* [INSTRUCTIONS TO FOLLOW]
Find how many lines of the listing include the string "Green", and report only that figure.

* [Figure dataset records]
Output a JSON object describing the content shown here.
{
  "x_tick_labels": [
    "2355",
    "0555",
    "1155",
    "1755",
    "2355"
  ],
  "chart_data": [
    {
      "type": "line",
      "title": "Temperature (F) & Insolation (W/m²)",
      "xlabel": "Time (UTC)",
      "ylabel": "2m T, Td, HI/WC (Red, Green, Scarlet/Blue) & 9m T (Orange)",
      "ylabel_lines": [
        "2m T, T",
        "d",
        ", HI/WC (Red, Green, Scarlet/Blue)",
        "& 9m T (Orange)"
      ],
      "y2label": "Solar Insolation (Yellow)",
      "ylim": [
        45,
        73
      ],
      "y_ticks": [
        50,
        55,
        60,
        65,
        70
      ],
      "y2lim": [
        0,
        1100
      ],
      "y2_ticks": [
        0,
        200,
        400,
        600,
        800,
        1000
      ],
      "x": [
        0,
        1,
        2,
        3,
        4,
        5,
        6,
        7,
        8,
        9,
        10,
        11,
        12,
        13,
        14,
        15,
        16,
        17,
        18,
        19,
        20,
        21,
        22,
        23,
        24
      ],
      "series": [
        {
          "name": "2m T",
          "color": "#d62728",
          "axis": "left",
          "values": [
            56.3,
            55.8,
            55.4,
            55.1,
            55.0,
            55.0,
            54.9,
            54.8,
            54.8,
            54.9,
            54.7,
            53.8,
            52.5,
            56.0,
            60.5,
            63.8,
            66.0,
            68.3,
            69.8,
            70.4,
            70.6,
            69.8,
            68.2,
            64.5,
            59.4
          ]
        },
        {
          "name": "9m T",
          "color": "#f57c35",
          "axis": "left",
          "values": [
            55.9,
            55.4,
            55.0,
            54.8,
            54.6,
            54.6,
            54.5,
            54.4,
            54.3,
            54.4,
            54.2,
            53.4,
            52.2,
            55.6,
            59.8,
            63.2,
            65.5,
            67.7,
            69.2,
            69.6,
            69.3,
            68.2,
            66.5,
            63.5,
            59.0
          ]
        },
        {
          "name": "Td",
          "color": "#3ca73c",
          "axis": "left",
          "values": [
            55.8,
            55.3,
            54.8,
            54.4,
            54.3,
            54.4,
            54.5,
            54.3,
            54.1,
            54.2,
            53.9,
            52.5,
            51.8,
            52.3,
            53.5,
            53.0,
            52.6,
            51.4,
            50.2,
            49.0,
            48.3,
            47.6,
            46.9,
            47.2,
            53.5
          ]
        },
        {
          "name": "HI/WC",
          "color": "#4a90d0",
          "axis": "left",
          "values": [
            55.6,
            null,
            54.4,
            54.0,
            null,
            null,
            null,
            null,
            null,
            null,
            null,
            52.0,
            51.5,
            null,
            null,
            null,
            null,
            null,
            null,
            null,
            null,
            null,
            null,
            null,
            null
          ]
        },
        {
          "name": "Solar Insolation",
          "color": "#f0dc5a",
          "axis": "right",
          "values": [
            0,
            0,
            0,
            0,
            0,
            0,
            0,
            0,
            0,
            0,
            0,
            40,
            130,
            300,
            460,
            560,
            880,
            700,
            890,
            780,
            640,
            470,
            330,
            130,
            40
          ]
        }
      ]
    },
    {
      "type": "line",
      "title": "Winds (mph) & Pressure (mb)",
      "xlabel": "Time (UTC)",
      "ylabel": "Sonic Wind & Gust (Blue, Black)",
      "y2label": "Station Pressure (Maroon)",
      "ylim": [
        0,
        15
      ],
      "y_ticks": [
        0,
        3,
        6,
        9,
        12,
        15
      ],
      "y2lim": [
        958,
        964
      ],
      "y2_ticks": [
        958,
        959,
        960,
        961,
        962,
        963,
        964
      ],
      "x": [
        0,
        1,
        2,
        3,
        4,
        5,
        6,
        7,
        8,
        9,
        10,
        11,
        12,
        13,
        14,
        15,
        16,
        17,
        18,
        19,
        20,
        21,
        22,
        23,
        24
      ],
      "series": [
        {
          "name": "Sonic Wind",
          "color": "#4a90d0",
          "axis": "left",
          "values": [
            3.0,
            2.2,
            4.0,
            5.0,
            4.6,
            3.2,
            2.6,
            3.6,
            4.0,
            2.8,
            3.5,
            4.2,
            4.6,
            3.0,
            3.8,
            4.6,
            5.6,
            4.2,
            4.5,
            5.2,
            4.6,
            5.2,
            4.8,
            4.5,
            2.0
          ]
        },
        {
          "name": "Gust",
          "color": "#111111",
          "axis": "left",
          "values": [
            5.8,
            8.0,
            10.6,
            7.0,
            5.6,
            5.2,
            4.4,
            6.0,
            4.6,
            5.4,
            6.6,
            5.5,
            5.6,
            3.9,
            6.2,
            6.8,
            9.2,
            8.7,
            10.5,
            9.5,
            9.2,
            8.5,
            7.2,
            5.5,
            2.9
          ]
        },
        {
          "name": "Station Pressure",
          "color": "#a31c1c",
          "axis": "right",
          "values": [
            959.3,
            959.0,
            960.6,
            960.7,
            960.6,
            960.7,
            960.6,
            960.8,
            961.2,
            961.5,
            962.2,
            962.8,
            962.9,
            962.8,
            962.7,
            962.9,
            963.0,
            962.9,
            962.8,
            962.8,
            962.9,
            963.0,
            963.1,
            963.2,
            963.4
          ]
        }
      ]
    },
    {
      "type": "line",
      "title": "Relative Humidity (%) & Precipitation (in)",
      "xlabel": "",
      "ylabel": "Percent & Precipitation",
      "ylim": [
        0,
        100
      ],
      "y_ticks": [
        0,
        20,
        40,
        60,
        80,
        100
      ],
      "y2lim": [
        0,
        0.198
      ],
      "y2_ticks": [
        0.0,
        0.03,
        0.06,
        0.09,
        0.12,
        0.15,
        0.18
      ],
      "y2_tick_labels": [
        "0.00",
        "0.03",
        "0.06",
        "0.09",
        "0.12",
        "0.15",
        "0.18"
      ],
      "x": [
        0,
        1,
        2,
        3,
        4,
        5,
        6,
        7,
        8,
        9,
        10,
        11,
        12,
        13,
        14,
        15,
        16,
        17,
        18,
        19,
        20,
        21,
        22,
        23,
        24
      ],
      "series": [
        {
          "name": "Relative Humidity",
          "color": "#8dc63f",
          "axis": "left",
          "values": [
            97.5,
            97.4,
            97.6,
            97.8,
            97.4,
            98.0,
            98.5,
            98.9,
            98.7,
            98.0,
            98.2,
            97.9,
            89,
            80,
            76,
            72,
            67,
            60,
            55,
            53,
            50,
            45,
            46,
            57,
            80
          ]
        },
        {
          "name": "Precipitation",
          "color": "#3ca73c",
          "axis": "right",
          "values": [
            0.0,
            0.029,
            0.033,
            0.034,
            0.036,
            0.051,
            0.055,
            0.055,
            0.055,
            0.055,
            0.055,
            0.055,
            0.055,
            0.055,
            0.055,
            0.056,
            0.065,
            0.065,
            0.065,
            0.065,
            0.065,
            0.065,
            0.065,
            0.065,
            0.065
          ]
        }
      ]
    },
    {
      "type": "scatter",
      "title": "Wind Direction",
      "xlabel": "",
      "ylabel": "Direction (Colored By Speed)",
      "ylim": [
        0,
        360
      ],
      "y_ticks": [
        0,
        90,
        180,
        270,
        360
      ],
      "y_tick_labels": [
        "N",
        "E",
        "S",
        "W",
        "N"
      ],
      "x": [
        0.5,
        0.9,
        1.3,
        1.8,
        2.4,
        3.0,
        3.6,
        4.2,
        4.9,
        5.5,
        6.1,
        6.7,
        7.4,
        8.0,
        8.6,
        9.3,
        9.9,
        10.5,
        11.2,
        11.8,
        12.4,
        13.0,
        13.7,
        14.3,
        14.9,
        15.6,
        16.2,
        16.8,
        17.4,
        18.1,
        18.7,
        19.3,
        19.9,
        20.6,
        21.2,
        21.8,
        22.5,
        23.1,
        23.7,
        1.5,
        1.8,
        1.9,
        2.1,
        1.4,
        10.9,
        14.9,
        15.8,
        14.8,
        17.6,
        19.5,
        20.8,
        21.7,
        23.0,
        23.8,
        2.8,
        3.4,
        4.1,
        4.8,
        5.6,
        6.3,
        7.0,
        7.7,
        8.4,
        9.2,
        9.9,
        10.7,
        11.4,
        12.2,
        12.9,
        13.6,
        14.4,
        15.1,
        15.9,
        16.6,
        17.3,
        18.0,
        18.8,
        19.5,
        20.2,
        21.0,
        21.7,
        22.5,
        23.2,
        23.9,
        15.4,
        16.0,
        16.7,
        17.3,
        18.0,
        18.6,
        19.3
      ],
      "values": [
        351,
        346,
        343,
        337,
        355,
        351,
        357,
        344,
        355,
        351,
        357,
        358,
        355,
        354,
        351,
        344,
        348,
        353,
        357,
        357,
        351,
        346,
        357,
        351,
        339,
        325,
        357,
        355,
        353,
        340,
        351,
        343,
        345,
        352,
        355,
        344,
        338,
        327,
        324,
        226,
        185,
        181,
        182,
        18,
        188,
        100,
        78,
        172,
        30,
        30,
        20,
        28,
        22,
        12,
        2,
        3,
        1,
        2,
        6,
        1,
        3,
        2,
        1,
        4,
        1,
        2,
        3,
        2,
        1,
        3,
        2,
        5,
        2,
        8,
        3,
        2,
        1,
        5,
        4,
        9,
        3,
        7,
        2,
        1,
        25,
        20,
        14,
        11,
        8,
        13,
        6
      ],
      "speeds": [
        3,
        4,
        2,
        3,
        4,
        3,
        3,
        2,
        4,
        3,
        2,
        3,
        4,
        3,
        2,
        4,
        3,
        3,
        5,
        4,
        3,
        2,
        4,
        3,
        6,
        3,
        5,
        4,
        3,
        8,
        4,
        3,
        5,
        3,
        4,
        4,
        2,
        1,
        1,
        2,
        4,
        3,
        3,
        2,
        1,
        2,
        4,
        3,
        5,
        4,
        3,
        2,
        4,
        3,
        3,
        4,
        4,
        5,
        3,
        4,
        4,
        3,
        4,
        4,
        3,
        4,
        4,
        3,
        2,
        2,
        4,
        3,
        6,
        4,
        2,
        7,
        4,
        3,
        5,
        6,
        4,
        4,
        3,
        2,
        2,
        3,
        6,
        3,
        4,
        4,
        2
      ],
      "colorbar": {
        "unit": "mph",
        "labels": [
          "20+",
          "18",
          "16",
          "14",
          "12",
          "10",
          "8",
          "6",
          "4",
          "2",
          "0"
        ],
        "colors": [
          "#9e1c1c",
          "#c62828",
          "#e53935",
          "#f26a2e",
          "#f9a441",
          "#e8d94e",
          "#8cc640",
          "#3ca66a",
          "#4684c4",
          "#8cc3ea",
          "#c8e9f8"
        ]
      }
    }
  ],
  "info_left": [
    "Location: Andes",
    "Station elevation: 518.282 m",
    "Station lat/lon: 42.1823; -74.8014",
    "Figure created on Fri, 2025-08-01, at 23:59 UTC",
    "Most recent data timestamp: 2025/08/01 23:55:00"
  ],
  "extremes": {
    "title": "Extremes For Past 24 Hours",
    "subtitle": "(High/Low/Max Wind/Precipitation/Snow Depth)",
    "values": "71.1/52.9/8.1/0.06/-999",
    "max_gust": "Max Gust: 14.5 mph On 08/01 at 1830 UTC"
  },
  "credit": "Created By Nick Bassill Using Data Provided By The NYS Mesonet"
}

* [TASK RESPONSE]
2